[Stored data entries]
--------

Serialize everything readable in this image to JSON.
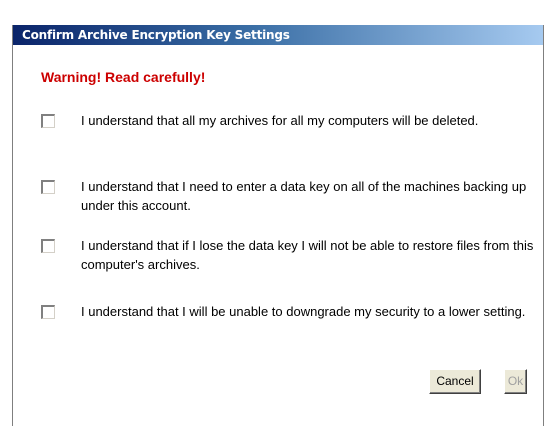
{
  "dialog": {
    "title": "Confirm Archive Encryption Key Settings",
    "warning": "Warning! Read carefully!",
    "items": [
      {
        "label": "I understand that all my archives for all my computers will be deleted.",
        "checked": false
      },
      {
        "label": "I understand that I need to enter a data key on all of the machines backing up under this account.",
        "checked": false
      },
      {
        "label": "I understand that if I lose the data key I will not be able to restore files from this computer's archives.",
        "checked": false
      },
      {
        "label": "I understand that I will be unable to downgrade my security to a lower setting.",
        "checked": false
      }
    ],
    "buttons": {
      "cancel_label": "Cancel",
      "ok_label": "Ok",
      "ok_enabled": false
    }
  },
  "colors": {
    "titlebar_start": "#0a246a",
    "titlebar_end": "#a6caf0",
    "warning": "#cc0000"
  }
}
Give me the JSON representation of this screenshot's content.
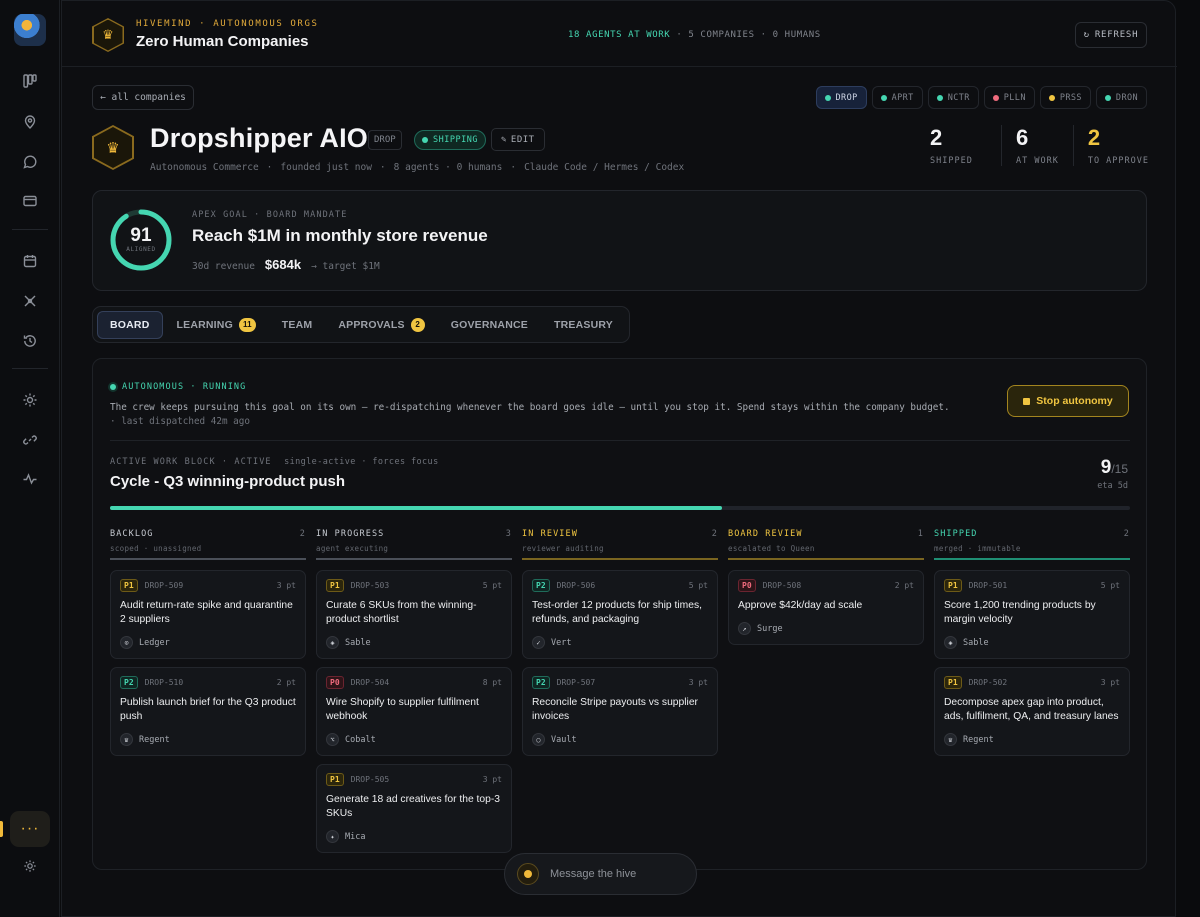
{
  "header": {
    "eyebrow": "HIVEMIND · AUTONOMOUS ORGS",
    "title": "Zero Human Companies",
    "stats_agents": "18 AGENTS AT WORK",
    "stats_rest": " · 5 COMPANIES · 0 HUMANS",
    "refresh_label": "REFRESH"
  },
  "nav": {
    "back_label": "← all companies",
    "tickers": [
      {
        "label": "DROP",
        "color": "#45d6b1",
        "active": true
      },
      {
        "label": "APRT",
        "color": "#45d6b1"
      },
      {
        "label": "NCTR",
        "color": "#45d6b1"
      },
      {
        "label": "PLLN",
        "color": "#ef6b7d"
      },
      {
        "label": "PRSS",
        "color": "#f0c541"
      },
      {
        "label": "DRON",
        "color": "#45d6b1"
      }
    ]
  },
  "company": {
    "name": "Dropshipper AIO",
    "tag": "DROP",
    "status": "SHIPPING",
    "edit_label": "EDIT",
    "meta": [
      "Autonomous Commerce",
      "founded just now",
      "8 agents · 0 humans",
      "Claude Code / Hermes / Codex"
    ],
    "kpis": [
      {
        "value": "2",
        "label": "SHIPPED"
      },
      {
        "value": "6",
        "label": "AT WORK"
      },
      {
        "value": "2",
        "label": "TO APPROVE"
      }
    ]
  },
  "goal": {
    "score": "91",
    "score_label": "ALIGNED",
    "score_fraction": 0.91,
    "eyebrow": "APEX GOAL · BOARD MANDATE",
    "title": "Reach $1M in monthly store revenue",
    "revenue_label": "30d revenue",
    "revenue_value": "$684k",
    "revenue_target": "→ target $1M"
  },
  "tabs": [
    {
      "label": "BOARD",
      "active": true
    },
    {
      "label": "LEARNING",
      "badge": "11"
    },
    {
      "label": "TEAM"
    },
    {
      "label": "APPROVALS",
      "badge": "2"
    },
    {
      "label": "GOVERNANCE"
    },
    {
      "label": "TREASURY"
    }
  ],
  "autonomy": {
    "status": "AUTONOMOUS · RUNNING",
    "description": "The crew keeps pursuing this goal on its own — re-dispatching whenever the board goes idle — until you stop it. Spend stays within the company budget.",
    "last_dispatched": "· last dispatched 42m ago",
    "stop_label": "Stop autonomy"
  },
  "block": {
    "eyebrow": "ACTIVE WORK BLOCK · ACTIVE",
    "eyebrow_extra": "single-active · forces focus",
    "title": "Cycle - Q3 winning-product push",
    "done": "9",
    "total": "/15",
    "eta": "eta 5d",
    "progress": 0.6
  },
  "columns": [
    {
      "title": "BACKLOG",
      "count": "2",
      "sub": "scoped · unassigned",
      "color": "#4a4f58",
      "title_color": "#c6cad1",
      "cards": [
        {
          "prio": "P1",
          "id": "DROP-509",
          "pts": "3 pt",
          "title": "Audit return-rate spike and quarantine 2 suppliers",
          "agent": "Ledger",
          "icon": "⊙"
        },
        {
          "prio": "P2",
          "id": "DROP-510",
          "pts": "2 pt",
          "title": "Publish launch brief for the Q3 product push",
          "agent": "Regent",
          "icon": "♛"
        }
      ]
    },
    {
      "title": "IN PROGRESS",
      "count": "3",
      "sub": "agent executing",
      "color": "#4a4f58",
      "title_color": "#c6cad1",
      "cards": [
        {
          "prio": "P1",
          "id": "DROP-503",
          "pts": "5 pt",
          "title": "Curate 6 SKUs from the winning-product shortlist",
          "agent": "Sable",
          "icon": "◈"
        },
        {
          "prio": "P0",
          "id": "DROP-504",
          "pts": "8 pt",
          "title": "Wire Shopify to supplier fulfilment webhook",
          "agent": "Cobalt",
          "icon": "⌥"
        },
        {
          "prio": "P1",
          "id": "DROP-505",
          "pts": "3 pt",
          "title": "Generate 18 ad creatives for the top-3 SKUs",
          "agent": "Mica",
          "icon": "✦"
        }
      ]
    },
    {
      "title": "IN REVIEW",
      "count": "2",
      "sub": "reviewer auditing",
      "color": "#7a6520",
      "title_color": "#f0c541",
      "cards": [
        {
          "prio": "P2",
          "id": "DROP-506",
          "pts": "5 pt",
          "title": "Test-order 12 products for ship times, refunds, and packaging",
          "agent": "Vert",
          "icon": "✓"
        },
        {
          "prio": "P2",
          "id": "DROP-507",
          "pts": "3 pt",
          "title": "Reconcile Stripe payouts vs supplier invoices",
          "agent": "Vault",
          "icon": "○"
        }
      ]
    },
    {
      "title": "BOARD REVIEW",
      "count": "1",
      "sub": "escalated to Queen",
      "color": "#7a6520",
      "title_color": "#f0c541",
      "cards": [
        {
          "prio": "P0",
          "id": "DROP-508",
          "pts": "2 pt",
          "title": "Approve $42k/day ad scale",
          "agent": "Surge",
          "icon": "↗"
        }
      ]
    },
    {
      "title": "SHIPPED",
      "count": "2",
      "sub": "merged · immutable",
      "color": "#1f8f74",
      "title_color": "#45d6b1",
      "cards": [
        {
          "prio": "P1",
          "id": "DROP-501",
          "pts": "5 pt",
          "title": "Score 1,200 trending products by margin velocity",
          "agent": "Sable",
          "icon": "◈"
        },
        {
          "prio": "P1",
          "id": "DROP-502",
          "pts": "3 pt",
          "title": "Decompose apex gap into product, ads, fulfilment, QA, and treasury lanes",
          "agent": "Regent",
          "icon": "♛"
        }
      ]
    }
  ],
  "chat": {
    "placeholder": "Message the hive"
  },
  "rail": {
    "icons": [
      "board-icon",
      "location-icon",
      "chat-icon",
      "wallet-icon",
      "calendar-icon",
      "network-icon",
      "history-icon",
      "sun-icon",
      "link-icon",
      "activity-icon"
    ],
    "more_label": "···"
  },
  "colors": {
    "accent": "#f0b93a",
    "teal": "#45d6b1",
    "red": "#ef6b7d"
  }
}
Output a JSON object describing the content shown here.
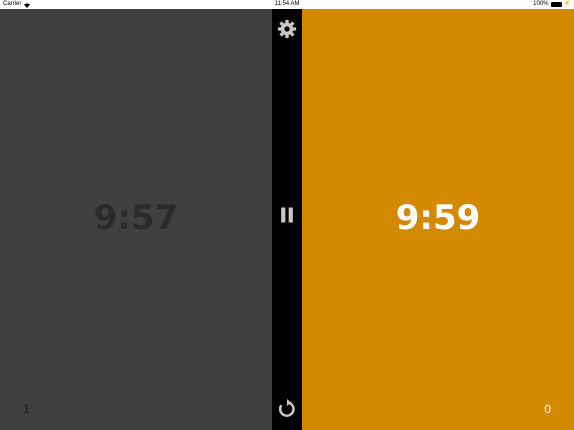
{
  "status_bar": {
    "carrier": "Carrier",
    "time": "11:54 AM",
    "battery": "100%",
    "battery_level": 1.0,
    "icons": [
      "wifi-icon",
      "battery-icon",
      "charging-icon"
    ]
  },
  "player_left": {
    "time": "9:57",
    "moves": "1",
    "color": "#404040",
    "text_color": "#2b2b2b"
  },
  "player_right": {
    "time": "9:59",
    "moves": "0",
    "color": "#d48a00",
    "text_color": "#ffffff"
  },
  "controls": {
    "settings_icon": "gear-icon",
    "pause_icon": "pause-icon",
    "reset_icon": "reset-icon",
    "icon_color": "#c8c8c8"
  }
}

--------

Give the data again exactly as written, with all pictures left out.

Serialize everything readable in this image to JSON.
{
  "dialog": {
    "title": "Confirm Archive Encryption Key Settings",
    "warning": "Warning! Read carefully!",
    "items": [
      {
        "label": "I understand that all my archives for all my computers will be deleted.",
        "checked": false
      },
      {
        "label": "I understand that I need to enter a data key on all of the machines backing up under this account.",
        "checked": false
      },
      {
        "label": "I understand that if I lose the data key I will not be able to restore files from this computer's archives.",
        "checked": false
      },
      {
        "label": "I understand that I will be unable to downgrade my security to a lower setting.",
        "checked": false
      }
    ],
    "buttons": {
      "cancel_label": "Cancel",
      "ok_label": "Ok",
      "ok_enabled": false
    }
  },
  "colors": {
    "titlebar_start": "#0a246a",
    "titlebar_end": "#a6caf0",
    "warning": "#cc0000"
  }
}
Give me the JSON representation of this screenshot's content.
{
  "header": {
    "eyebrow": "HIVEMIND · AUTONOMOUS ORGS",
    "title": "Zero Human Companies",
    "stats_agents": "18 AGENTS AT WORK",
    "stats_rest": " · 5 COMPANIES · 0 HUMANS",
    "refresh_label": "REFRESH"
  },
  "nav": {
    "back_label": "← all companies",
    "tickers": [
      {
        "label": "DROP",
        "color": "#45d6b1",
        "active": true
      },
      {
        "label": "APRT",
        "color": "#45d6b1"
      },
      {
        "label": "NCTR",
        "color": "#45d6b1"
      },
      {
        "label": "PLLN",
        "color": "#ef6b7d"
      },
      {
        "label": "PRSS",
        "color": "#f0c541"
      },
      {
        "label": "DRON",
        "color": "#45d6b1"
      }
    ]
  },
  "company": {
    "name": "Dropshipper AIO",
    "tag": "DROP",
    "status": "SHIPPING",
    "edit_label": "EDIT",
    "meta": [
      "Autonomous Commerce",
      "founded just now",
      "8 agents · 0 humans",
      "Claude Code / Hermes / Codex"
    ],
    "kpis": [
      {
        "value": "2",
        "label": "SHIPPED"
      },
      {
        "value": "6",
        "label": "AT WORK"
      },
      {
        "value": "2",
        "label": "TO APPROVE"
      }
    ]
  },
  "goal": {
    "score": "91",
    "score_label": "ALIGNED",
    "score_fraction": 0.91,
    "eyebrow": "APEX GOAL · BOARD MANDATE",
    "title": "Reach $1M in monthly store revenue",
    "revenue_label": "30d revenue",
    "revenue_value": "$684k",
    "revenue_target": "→ target $1M"
  },
  "tabs": [
    {
      "label": "BOARD",
      "active": true
    },
    {
      "label": "LEARNING",
      "badge": "11"
    },
    {
      "label": "TEAM"
    },
    {
      "label": "APPROVALS",
      "badge": "2"
    },
    {
      "label": "GOVERNANCE"
    },
    {
      "label": "TREASURY"
    }
  ],
  "autonomy": {
    "status": "AUTONOMOUS · RUNNING",
    "description": "The crew keeps pursuing this goal on its own — re-dispatching whenever the board goes idle — until you stop it. Spend stays within the company budget.",
    "last_dispatched": "· last dispatched 42m ago",
    "stop_label": "Stop autonomy"
  },
  "block": {
    "eyebrow": "ACTIVE WORK BLOCK · ACTIVE",
    "eyebrow_extra": "single-active · forces focus",
    "title": "Cycle - Q3 winning-product push",
    "done": "9",
    "total": "/15",
    "eta": "eta 5d",
    "progress": 0.6
  },
  "columns": [
    {
      "title": "BACKLOG",
      "count": "2",
      "sub": "scoped · unassigned",
      "color": "#4a4f58",
      "title_color": "#c6cad1",
      "cards": [
        {
          "prio": "P1",
          "id": "DROP-509",
          "pts": "3 pt",
          "title": "Audit return-rate spike and quarantine 2 suppliers",
          "agent": "Ledger",
          "icon": "⊙"
        },
        {
          "prio": "P2",
          "id": "DROP-510",
          "pts": "2 pt",
          "title": "Publish launch brief for the Q3 product push",
          "agent": "Regent",
          "icon": "♛"
        }
      ]
    },
    {
      "title": "IN PROGRESS",
      "count": "3",
      "sub": "agent executing",
      "color": "#4a4f58",
      "title_color": "#c6cad1",
      "cards": [
        {
          "prio": "P1",
          "id": "DROP-503",
          "pts": "5 pt",
          "title": "Curate 6 SKUs from the winning-product shortlist",
          "agent": "Sable",
          "icon": "◈"
        },
        {
          "prio": "P0",
          "id": "DROP-504",
          "pts": "8 pt",
          "title": "Wire Shopify to supplier fulfilment webhook",
          "agent": "Cobalt",
          "icon": "⌥"
        },
        {
          "prio": "P1",
          "id": "DROP-505",
          "pts": "3 pt",
          "title": "Generate 18 ad creatives for the top-3 SKUs",
          "agent": "Mica",
          "icon": "✦"
        }
      ]
    },
    {
      "title": "IN REVIEW",
      "count": "2",
      "sub": "reviewer auditing",
      "color": "#7a6520",
      "title_color": "#f0c541",
      "cards": [
        {
          "prio": "P2",
          "id": "DROP-506",
          "pts": "5 pt",
          "title": "Test-order 12 products for ship times, refunds, and packaging",
          "agent": "Vert",
          "icon": "✓"
        },
        {
          "prio": "P2",
          "id": "DROP-507",
          "pts": "3 pt",
          "title": "Reconcile Stripe payouts vs supplier invoices",
          "agent": "Vault",
          "icon": "○"
        }
      ]
    },
    {
      "title": "BOARD REVIEW",
      "count": "1",
      "sub": "escalated to Queen",
      "color": "#7a6520",
      "title_color": "#f0c541",
      "cards": [
        {
          "prio": "P0",
          "id": "DROP-508",
          "pts": "2 pt",
          "title": "Approve $42k/day ad scale",
          "agent": "Surge",
          "icon": "↗"
        }
      ]
    },
    {
      "title": "SHIPPED",
      "count": "2",
      "sub": "merged · immutable",
      "color": "#1f8f74",
      "title_color": "#45d6b1",
      "cards": [
        {
          "prio": "P1",
          "id": "DROP-501",
          "pts": "5 pt",
          "title": "Score 1,200 trending products by margin velocity",
          "agent": "Sable",
          "icon": "◈"
        },
        {
          "prio": "P1",
          "id": "DROP-502",
          "pts": "3 pt",
          "title": "Decompose apex gap into product, ads, fulfilment, QA, and treasury lanes",
          "agent": "Regent",
          "icon": "♛"
        }
      ]
    }
  ],
  "chat": {
    "placeholder": "Message the hive"
  },
  "rail": {
    "icons": [
      "board-icon",
      "location-icon",
      "chat-icon",
      "wallet-icon",
      "calendar-icon",
      "network-icon",
      "history-icon",
      "sun-icon",
      "link-icon",
      "activity-icon"
    ],
    "more_label": "···"
  },
  "colors": {
    "accent": "#f0b93a",
    "teal": "#45d6b1",
    "red": "#ef6b7d"
  }
}
Output a JSON object describing the content shown here.
{
  "status_bar": {
    "carrier": "Carrier",
    "time": "11:54 AM",
    "battery": "100%",
    "battery_level": 1.0,
    "icons": [
      "wifi-icon",
      "battery-icon",
      "charging-icon"
    ]
  },
  "player_left": {
    "time": "9:57",
    "moves": "1",
    "color": "#404040",
    "text_color": "#2b2b2b"
  },
  "player_right": {
    "time": "9:59",
    "moves": "0",
    "color": "#d48a00",
    "text_color": "#ffffff"
  },
  "controls": {
    "settings_icon": "gear-icon",
    "pause_icon": "pause-icon",
    "reset_icon": "reset-icon",
    "icon_color": "#c8c8c8"
  }
}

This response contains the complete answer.